Gather all lines in the entries below that include the word "odpadu".

== EXTRACTED ENTRIES ==

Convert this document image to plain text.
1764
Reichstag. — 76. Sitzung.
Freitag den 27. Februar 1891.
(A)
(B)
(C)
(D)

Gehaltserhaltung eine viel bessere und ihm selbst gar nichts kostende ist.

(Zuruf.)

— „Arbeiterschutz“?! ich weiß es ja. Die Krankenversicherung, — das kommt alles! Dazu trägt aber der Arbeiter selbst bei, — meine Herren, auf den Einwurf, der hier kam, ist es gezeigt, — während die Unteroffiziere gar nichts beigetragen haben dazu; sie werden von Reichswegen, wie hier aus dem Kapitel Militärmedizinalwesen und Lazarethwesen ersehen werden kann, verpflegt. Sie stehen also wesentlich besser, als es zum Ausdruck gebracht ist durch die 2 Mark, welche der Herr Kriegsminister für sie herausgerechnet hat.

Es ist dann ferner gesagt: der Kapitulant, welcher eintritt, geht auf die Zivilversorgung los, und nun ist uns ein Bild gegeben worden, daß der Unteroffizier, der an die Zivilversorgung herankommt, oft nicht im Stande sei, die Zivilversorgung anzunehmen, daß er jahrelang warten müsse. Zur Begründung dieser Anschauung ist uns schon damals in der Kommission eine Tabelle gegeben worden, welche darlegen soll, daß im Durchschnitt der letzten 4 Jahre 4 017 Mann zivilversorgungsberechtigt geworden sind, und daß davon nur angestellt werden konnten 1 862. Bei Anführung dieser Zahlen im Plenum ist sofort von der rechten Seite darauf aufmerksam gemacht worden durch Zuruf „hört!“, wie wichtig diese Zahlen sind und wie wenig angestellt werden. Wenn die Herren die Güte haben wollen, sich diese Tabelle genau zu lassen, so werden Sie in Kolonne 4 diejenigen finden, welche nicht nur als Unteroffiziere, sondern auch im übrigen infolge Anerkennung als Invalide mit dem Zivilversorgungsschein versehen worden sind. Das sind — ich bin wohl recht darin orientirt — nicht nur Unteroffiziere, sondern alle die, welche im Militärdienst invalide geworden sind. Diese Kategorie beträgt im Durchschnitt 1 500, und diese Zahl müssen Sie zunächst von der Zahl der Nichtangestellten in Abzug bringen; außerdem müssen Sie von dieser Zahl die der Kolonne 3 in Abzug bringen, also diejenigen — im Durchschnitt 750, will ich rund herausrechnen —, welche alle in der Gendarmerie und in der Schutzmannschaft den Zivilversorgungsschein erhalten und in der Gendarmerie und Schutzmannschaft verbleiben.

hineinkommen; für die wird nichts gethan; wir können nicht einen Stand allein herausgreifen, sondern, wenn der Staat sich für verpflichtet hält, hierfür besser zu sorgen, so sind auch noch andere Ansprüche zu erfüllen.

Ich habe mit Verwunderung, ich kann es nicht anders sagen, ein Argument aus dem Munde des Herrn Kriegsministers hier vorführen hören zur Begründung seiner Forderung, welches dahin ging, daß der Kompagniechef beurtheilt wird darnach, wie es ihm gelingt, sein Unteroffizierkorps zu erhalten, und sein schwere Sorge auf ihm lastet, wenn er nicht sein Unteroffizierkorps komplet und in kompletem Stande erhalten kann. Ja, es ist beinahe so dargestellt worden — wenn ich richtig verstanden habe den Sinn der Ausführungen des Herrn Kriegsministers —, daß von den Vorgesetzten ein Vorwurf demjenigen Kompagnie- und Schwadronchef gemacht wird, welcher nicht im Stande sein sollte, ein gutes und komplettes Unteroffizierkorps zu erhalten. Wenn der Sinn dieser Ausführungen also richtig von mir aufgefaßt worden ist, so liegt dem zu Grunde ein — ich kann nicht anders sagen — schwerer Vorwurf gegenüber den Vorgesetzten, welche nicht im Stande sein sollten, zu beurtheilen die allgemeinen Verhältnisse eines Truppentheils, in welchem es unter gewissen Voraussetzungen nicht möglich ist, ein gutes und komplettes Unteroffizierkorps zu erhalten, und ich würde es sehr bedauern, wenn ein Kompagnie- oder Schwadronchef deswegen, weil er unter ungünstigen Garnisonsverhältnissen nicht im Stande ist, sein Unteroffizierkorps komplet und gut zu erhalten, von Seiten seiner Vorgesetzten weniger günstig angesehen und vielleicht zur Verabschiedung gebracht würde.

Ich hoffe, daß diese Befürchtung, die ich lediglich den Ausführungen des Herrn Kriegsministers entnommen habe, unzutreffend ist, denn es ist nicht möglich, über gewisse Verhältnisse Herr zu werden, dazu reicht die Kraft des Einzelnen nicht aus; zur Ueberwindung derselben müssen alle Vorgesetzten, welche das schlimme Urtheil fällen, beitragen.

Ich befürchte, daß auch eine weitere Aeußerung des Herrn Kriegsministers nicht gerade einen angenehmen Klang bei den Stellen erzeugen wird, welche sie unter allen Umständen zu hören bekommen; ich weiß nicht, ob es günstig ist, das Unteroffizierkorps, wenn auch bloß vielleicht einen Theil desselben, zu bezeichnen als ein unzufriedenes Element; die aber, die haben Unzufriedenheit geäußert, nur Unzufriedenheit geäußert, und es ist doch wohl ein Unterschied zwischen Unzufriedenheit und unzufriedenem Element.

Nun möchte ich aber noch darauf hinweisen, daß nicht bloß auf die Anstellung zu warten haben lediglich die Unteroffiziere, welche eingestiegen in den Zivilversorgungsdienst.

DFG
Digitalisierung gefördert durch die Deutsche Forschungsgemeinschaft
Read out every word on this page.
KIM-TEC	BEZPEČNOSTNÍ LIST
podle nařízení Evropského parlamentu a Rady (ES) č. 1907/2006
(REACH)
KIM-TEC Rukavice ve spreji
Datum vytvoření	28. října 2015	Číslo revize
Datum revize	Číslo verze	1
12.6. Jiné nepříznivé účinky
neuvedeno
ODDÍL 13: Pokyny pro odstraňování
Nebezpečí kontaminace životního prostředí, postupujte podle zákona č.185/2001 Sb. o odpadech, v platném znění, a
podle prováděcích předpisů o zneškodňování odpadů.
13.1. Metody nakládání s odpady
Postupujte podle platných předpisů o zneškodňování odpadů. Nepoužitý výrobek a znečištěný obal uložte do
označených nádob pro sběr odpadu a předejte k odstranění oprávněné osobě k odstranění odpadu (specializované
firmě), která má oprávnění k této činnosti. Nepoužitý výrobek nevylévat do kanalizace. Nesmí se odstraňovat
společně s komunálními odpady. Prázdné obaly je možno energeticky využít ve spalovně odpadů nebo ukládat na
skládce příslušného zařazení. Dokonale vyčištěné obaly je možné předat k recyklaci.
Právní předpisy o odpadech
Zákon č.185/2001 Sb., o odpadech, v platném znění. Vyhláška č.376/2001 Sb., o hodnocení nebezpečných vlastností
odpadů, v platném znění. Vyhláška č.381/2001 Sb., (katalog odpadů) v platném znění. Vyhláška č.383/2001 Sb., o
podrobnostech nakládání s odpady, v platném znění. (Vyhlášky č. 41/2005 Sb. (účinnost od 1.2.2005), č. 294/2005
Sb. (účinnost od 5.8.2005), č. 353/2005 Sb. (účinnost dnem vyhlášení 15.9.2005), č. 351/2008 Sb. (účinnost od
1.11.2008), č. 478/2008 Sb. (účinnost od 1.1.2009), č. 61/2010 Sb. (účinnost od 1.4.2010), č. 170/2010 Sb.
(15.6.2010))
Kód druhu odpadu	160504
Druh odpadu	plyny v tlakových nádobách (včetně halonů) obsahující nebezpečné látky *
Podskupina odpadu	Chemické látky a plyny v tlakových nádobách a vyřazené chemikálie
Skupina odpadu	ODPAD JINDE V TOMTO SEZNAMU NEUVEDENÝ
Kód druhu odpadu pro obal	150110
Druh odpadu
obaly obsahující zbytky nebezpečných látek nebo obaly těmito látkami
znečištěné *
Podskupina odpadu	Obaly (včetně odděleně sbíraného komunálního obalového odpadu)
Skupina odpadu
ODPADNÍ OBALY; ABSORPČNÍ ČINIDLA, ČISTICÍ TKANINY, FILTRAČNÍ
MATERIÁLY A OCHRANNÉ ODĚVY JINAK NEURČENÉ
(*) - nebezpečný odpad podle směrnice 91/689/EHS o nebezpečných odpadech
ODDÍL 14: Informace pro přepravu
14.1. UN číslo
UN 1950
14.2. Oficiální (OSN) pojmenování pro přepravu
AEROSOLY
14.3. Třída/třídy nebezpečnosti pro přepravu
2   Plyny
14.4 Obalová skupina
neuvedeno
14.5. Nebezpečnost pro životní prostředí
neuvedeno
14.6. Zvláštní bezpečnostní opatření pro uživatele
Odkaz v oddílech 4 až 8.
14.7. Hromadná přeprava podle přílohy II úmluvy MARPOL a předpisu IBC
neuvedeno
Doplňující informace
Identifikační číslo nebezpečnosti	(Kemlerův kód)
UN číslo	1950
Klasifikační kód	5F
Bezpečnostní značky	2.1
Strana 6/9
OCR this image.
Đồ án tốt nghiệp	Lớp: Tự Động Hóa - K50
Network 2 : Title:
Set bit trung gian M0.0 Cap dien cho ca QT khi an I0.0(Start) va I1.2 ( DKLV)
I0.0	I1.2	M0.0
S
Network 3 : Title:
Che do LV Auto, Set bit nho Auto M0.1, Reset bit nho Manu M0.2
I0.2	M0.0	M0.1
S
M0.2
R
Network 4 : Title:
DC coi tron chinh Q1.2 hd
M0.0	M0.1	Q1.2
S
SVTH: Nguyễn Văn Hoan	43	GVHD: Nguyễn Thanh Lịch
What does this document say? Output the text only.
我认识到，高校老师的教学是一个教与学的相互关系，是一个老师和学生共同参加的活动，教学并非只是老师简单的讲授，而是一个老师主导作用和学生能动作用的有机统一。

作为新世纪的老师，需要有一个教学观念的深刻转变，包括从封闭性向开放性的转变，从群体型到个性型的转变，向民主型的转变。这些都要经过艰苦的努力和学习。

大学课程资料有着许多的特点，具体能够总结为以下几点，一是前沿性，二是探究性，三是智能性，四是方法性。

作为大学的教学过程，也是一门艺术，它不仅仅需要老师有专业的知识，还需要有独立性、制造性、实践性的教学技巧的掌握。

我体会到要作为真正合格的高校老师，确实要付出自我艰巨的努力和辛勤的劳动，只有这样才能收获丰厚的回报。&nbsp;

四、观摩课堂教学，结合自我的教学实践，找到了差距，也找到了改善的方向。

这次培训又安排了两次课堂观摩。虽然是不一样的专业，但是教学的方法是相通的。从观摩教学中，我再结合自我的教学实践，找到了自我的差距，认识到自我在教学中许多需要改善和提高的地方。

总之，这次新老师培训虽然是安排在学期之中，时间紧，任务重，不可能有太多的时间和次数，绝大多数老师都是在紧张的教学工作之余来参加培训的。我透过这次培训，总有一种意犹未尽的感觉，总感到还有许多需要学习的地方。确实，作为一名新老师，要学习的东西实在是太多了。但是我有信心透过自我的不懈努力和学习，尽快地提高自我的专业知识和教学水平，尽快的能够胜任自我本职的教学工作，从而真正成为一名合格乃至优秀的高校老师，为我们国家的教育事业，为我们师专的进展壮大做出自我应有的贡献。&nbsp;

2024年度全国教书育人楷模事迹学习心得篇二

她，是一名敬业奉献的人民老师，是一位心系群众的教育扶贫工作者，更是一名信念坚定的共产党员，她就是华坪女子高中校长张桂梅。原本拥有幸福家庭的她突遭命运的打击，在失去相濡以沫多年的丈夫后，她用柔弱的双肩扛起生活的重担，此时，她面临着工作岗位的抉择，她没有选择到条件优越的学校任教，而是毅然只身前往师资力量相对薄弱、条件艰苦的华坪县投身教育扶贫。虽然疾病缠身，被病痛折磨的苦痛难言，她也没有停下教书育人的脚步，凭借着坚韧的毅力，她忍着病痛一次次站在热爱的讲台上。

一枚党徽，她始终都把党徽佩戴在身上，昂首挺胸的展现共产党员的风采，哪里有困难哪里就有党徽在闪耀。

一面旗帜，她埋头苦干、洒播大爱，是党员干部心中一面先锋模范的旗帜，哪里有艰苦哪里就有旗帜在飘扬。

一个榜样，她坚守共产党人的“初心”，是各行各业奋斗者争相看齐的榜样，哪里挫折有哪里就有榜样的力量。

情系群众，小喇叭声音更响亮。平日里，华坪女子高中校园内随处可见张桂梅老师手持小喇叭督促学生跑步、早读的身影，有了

===

§ SOLUTION TO THE PROBLEM:
označených nádob pro sběr odpadu a předejte k odstranění oprávněné osobě k odstranění odpadu (specializované
Kód druhu odpadu	160504
Druh odpadu	plyny v tlakových nádobách (včetně halonů) obsahující nebezpečné látky *
Podskupina odpadu	Chemické látky a plyny v tlakových nádobách a vyřazené chemikálie
Skupina odpadu	ODPAD JINDE V TOMTO SEZNAMU NEUVEDENÝ
Kód druhu odpadu pro obal	150110
Druh odpadu
Podskupina odpadu	Obaly (včetně odděleně sbíraného komunálního obalového odpadu)
Skupina odpadu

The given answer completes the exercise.